**Problem description:** Reproduce every line below word for word, but leave out the pictures.

## begin Extracted records

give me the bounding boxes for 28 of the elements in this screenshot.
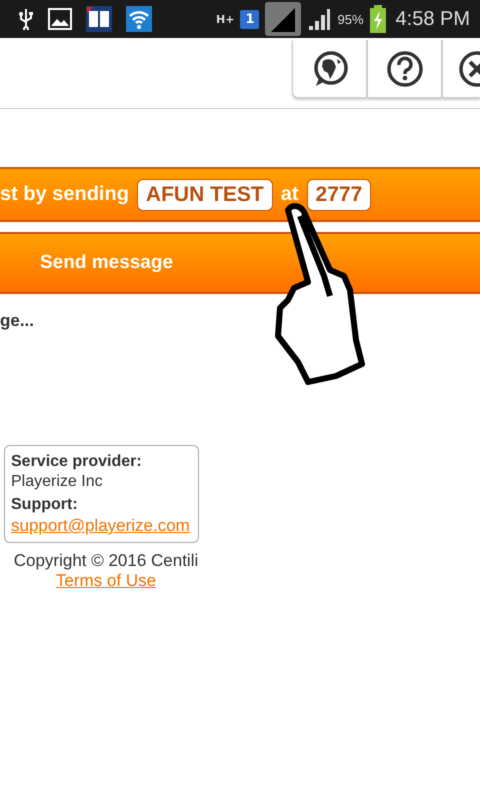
support-label: Support: (11, 496, 79, 514)
close-button[interactable] (442, 40, 480, 98)
battery-level: 95% (337, 12, 364, 26)
terms-link[interactable]: Terms of Use (56, 571, 156, 591)
signal-icon (265, 2, 302, 36)
instruction-text: at (280, 183, 299, 206)
copyright-text: Copyright © 2016 Centili (14, 551, 198, 571)
book-icon (86, 6, 112, 32)
close-icon (458, 50, 480, 88)
signal-icon (307, 6, 332, 32)
keyword-label: AFUN TEST (136, 178, 273, 210)
send-message-button[interactable]: Send message (0, 232, 480, 294)
provider-name: Playerize Inc (11, 473, 104, 491)
support-email-link[interactable]: support@playerize.com (11, 516, 190, 536)
battery-charging-icon (370, 5, 386, 33)
wifi-icon (126, 6, 152, 32)
status-text: ge... (0, 311, 36, 331)
usb-icon (18, 8, 34, 30)
network-type: H+ (216, 12, 234, 26)
language-button[interactable] (292, 40, 367, 98)
provider-label: Service provider: (11, 453, 143, 471)
help-icon (386, 50, 424, 88)
help-button[interactable] (367, 40, 442, 98)
instruction-text: st by sending (0, 183, 129, 206)
clock: 4:58 PM (396, 8, 470, 30)
image-icon (48, 8, 72, 30)
sim-indicator: 1 (240, 10, 260, 28)
shortcode-label: 2777 (306, 178, 372, 210)
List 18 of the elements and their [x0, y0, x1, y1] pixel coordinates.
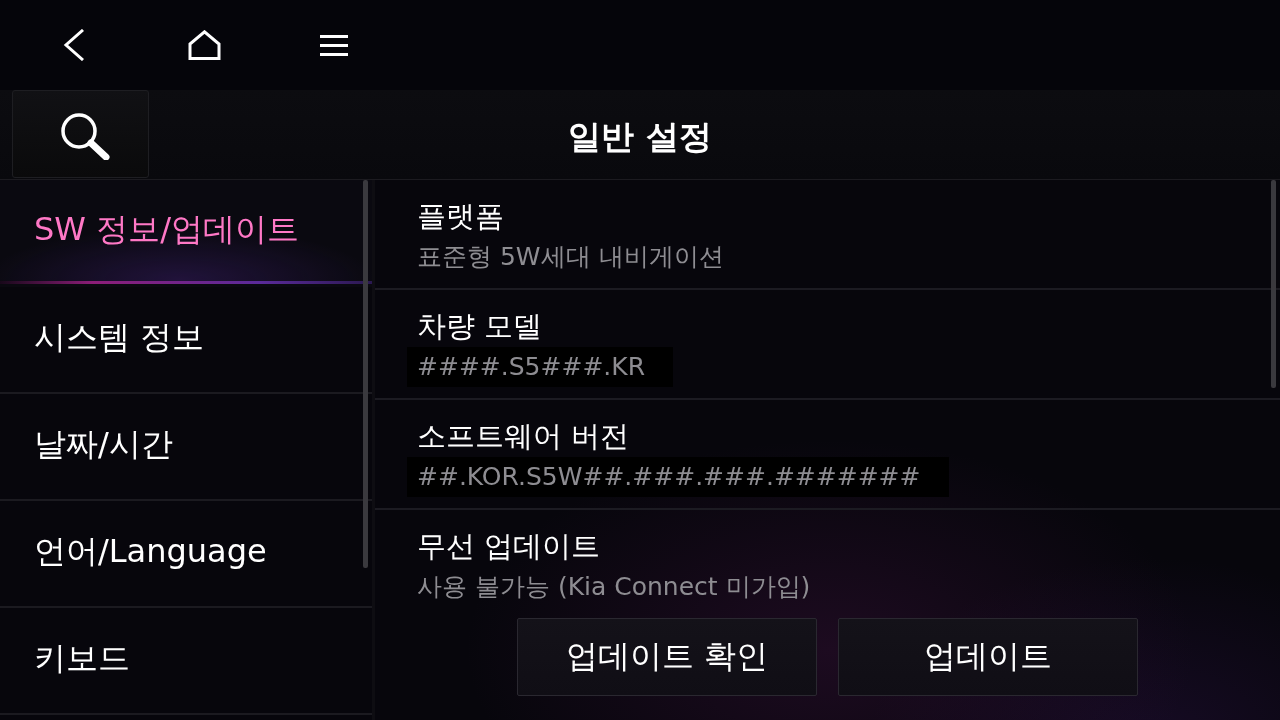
setting-title: 플랫폼 — [417, 198, 505, 235]
search-button[interactable] — [12, 90, 149, 178]
setting-value: 표준형 5W세대 내비게이션 — [417, 241, 724, 273]
menu-icon[interactable] — [320, 34, 348, 56]
sidebar-item[interactable]: SW 정보/업데이트 — [0, 180, 372, 287]
setting-title: 차량 모델 — [417, 308, 544, 345]
setting-value: 사용 불가능 (Kia Connect 미가입) — [417, 571, 811, 603]
setting-value: ##.KOR.S5W##.###.###.####### — [407, 457, 949, 497]
sidebar-item[interactable]: 키보드 — [0, 608, 372, 715]
setting-title: 소프트웨어 버전 — [417, 418, 631, 455]
search-icon — [59, 112, 110, 160]
home-icon[interactable] — [188, 30, 221, 60]
update-button[interactable]: 업데이트 — [838, 618, 1138, 696]
back-icon[interactable] — [63, 29, 85, 61]
setting-title: 무선 업데이트 — [417, 528, 602, 565]
update-button[interactable]: 업데이트 확인 — [517, 618, 817, 696]
setting-value: ####.S5###.KR — [407, 347, 674, 387]
page-title: 일반 설정 — [568, 116, 712, 158]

## end Extracted records

**Response to the task:**
give me the bounding boxes for 28 of the elements in this screenshot.
support-label: Support: (11, 496, 79, 514)
close-button[interactable] (442, 40, 480, 98)
battery-level: 95% (337, 12, 364, 26)
terms-link[interactable]: Terms of Use (56, 571, 156, 591)
signal-icon (265, 2, 302, 36)
instruction-text: at (280, 183, 299, 206)
copyright-text: Copyright © 2016 Centili (14, 551, 198, 571)
book-icon (86, 6, 112, 32)
close-icon (458, 50, 480, 88)
signal-icon (307, 6, 332, 32)
keyword-label: AFUN TEST (136, 178, 273, 210)
send-message-button[interactable]: Send message (0, 232, 480, 294)
provider-name: Playerize Inc (11, 473, 104, 491)
support-email-link[interactable]: support@playerize.com (11, 516, 190, 536)
battery-charging-icon (370, 5, 386, 33)
wifi-icon (126, 6, 152, 32)
status-text: ge... (0, 311, 36, 331)
usb-icon (18, 8, 34, 30)
network-type: H+ (216, 12, 234, 26)
language-button[interactable] (292, 40, 367, 98)
provider-label: Service provider: (11, 453, 143, 471)
help-icon (386, 50, 424, 88)
help-button[interactable] (367, 40, 442, 98)
instruction-text: st by sending (0, 183, 129, 206)
clock: 4:58 PM (396, 8, 470, 30)
image-icon (48, 8, 72, 30)
sim-indicator: 1 (240, 10, 260, 28)
shortcode-label: 2777 (306, 178, 372, 210)
List 18 of the elements and their [x0, y0, x1, y1] pixel coordinates.
setting-title: 플랫폼 — [417, 198, 505, 235]
search-button[interactable] — [12, 90, 149, 178]
setting-value: 표준형 5W세대 내비게이션 — [417, 241, 724, 273]
menu-icon[interactable] — [320, 34, 348, 56]
sidebar-item[interactable]: SW 정보/업데이트 — [0, 180, 372, 287]
setting-title: 차량 모델 — [417, 308, 544, 345]
setting-value: 사용 불가능 (Kia Connect 미가입) — [417, 571, 811, 603]
setting-value: ##.KOR.S5W##.###.###.####### — [407, 457, 949, 497]
sidebar-item[interactable]: 키보드 — [0, 608, 372, 715]
setting-title: 소프트웨어 버전 — [417, 418, 631, 455]
search-icon — [59, 112, 110, 160]
home-icon[interactable] — [188, 30, 221, 60]
update-button[interactable]: 업데이트 — [838, 618, 1138, 696]
back-icon[interactable] — [63, 29, 85, 61]
setting-title: 무선 업데이트 — [417, 528, 602, 565]
update-button[interactable]: 업데이트 확인 — [517, 618, 817, 696]
setting-value: ####.S5###.KR — [407, 347, 674, 387]
page-title: 일반 설정 — [568, 116, 712, 158]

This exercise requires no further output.